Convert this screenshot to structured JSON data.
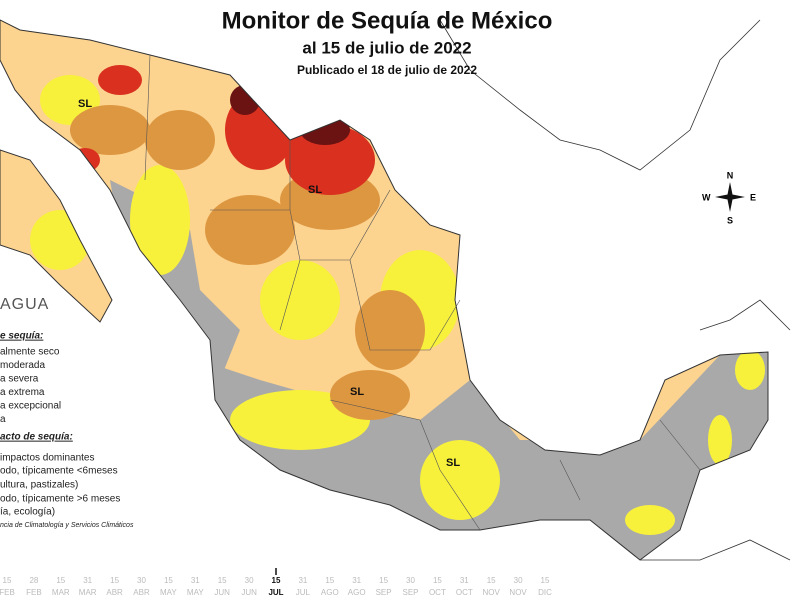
{
  "header": {
    "title": "Monitor de Sequía de México",
    "subtitle": "al 15 de julio de 2022",
    "published": "Publicado el 18 de julio de 2022"
  },
  "map_labels": [
    "SL",
    "SL",
    "SL",
    "SL"
  ],
  "compass": {
    "n": "N",
    "s": "S",
    "e": "E",
    "w": "W"
  },
  "logo": "AGUA",
  "legend": {
    "intensity_title": "e sequía:",
    "intensity": [
      "almente seco",
      "moderada",
      "a severa",
      "a extrema",
      "a excepcional",
      "a"
    ],
    "impact_title": "acto de sequía:",
    "impact": [
      "impactos dominantes",
      "odo, típicamente <6meses",
      "ultura, pastizales)",
      "odo, típicamente >6 meses",
      "ía, ecología)"
    ],
    "credit": "ncia de Climatología y Servicios Climáticos"
  },
  "timeline": {
    "days": [
      "15",
      "28",
      "15",
      "31",
      "15",
      "30",
      "15",
      "31",
      "15",
      "30",
      "15",
      "31",
      "15",
      "31",
      "15",
      "30",
      "15",
      "31",
      "15",
      "30",
      "15"
    ],
    "months": [
      "FEB",
      "FEB",
      "MAR",
      "MAR",
      "ABR",
      "ABR",
      "MAY",
      "MAY",
      "JUN",
      "JUN",
      "JUL",
      "JUL",
      "AGO",
      "AGO",
      "SEP",
      "SEP",
      "OCT",
      "OCT",
      "NOV",
      "NOV",
      "DIC"
    ],
    "current": 10
  }
}
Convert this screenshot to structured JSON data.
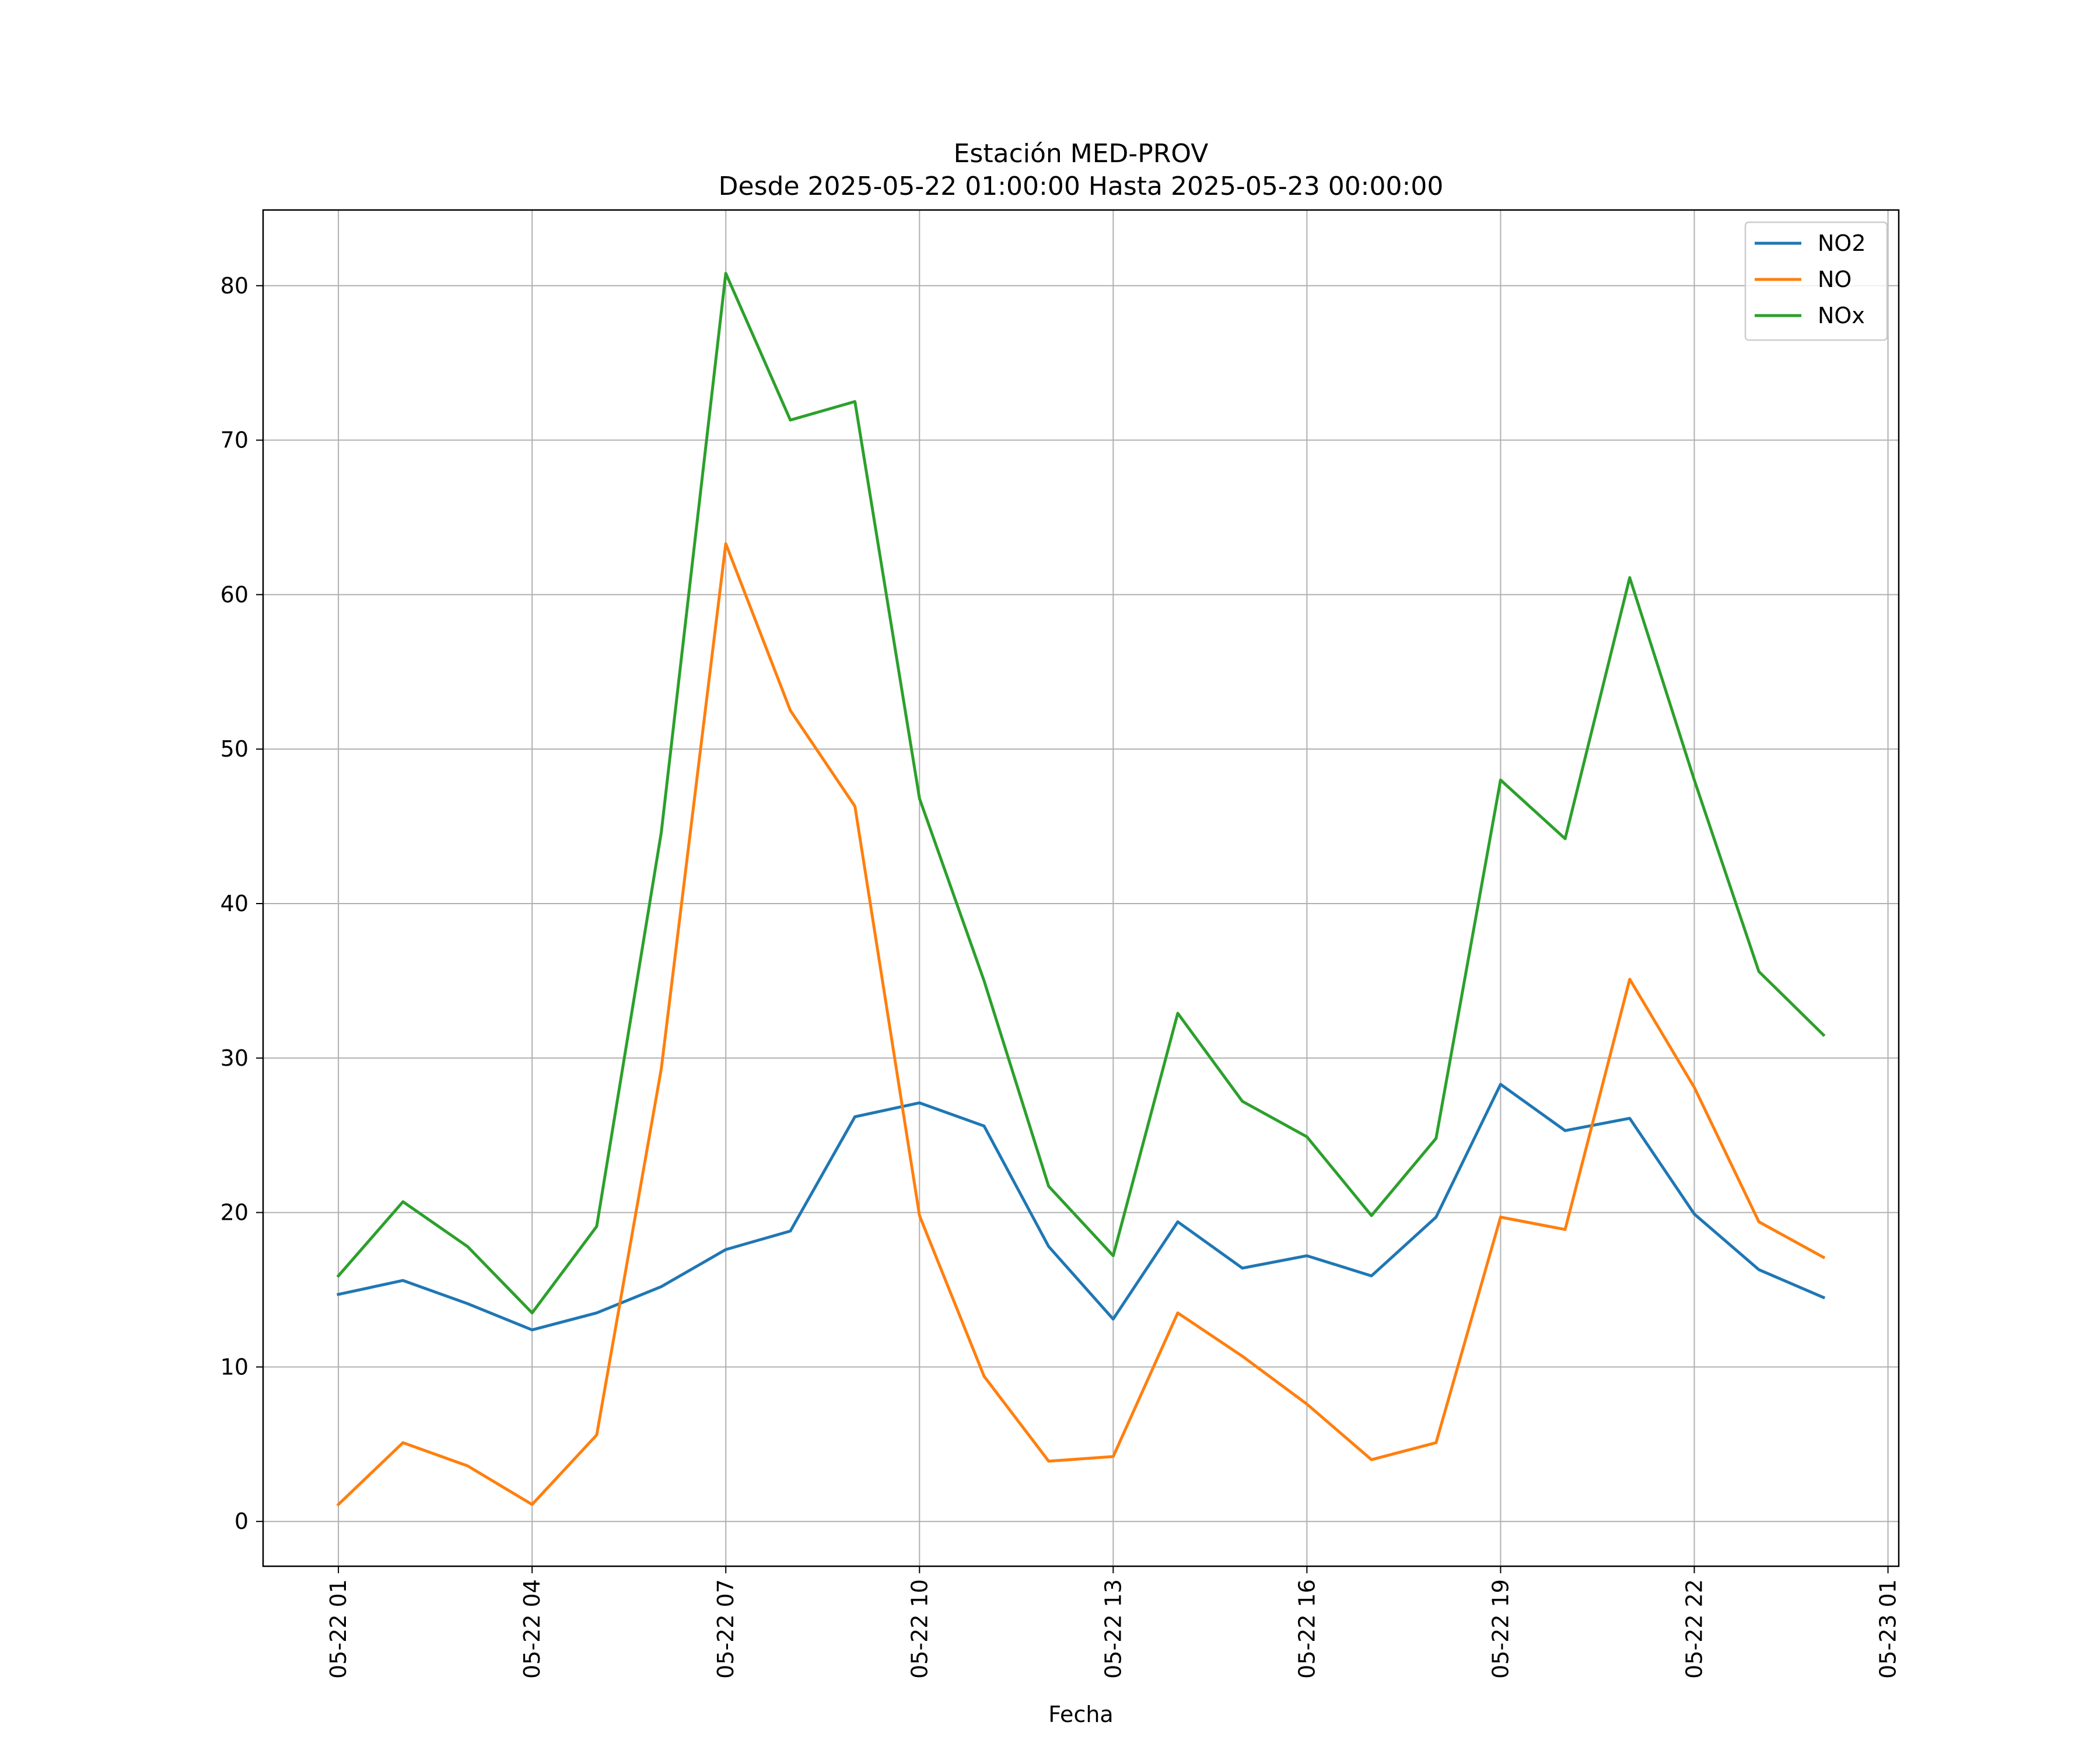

- _Problem details_: Make a verbatim copy of all the entries and strip out the pictures.

- _Solution_:
Convert this screenshot to structured JSON data.
{
  "header": {
    "title": "Monitor de Sequía de México",
    "subtitle": "al 15 de julio de 2022",
    "published": "Publicado el 18 de julio de 2022"
  },
  "map_labels": [
    "SL",
    "SL",
    "SL",
    "SL"
  ],
  "compass": {
    "n": "N",
    "s": "S",
    "e": "E",
    "w": "W"
  },
  "logo": "AGUA",
  "legend": {
    "intensity_title": "e sequía:",
    "intensity": [
      "almente seco",
      "moderada",
      "a severa",
      "a extrema",
      "a excepcional",
      "a"
    ],
    "impact_title": "acto de sequía:",
    "impact": [
      "impactos dominantes",
      "odo, típicamente <6meses",
      "ultura, pastizales)",
      "odo, típicamente >6 meses",
      "ía, ecología)"
    ],
    "credit": "ncia de Climatología y Servicios Climáticos"
  },
  "timeline": {
    "days": [
      "15",
      "28",
      "15",
      "31",
      "15",
      "30",
      "15",
      "31",
      "15",
      "30",
      "15",
      "31",
      "15",
      "31",
      "15",
      "30",
      "15",
      "31",
      "15",
      "30",
      "15"
    ],
    "months": [
      "FEB",
      "FEB",
      "MAR",
      "MAR",
      "ABR",
      "ABR",
      "MAY",
      "MAY",
      "JUN",
      "JUN",
      "JUL",
      "JUL",
      "AGO",
      "AGO",
      "SEP",
      "SEP",
      "OCT",
      "OCT",
      "NOV",
      "NOV",
      "DIC"
    ],
    "current": 10
  }
}
Convert this screenshot to structured JSON data.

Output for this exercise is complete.